[PROVIDED RECORDS]
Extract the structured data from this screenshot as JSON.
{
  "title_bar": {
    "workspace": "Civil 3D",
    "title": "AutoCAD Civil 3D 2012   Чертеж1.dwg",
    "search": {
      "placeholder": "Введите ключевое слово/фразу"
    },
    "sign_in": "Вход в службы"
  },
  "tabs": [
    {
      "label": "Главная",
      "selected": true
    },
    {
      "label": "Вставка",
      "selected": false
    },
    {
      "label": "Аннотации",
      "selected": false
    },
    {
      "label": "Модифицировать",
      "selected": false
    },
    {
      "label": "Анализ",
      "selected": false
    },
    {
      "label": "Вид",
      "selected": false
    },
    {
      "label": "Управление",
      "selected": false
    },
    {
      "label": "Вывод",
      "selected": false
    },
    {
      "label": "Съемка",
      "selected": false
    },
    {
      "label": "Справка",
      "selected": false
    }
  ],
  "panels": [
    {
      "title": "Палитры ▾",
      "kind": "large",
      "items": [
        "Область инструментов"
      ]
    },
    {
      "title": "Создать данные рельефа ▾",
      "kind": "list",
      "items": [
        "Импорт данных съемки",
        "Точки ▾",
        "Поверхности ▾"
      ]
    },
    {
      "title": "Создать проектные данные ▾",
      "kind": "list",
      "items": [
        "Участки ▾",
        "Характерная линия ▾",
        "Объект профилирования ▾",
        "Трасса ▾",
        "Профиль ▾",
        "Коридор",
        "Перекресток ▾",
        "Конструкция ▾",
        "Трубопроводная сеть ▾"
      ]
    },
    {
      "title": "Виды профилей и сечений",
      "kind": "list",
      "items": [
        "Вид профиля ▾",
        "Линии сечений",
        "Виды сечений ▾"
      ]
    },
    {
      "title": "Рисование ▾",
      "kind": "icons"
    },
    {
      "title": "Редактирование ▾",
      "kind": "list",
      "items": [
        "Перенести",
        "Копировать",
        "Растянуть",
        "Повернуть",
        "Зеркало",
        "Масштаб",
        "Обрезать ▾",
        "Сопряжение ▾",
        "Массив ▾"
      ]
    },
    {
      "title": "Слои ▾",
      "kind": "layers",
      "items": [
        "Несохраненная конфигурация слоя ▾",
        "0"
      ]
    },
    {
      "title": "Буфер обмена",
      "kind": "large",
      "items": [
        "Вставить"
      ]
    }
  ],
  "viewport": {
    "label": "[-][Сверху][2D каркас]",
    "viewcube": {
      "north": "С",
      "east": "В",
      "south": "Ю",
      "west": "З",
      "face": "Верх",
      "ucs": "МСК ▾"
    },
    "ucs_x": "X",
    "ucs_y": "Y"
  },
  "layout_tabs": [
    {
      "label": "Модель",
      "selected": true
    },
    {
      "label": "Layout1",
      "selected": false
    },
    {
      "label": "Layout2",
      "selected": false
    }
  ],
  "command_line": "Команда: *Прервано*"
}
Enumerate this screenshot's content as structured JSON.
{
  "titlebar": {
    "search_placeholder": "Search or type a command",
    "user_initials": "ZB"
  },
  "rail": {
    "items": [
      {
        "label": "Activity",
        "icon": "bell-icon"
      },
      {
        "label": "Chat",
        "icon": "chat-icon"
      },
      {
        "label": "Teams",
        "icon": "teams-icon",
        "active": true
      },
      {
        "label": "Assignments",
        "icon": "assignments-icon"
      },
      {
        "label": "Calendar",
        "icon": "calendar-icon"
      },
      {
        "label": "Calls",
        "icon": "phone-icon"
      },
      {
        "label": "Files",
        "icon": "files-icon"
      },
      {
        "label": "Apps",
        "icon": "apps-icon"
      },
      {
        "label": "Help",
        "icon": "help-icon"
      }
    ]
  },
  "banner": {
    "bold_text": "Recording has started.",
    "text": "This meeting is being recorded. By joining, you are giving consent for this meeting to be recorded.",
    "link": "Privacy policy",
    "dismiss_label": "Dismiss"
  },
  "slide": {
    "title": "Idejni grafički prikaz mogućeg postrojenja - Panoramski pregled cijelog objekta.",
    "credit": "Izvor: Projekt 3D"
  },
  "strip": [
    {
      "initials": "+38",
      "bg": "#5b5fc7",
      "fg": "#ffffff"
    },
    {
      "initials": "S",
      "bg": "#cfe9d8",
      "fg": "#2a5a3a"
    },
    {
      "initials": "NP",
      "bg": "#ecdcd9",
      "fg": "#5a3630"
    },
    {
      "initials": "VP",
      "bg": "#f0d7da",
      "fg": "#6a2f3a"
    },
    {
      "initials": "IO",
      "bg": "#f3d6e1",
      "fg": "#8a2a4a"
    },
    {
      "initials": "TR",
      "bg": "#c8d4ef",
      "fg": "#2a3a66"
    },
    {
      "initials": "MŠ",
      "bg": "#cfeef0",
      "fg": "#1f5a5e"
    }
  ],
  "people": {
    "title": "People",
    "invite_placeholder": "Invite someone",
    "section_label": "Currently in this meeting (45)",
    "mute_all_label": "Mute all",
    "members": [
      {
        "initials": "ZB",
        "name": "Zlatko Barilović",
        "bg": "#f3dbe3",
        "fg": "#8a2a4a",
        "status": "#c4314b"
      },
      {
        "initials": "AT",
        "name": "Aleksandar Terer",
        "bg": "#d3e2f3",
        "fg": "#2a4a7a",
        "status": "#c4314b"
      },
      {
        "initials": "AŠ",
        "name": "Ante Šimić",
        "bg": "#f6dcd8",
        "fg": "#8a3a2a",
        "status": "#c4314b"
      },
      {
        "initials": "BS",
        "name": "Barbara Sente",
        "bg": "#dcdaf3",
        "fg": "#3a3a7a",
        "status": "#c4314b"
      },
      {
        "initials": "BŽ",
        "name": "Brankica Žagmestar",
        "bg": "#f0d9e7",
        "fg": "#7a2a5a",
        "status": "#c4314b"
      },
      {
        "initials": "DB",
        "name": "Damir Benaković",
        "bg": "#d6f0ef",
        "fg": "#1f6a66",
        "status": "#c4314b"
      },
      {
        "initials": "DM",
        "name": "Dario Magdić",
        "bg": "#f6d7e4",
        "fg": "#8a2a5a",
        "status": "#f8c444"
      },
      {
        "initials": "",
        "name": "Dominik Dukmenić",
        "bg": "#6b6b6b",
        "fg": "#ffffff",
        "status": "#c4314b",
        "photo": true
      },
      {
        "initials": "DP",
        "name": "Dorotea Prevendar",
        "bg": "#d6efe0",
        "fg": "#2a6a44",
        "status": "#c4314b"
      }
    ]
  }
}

[WRITTEN REQUEST] Across the material above, how many lines include the string "true"? Only the number is wanted.

[THE RESPONSE] 4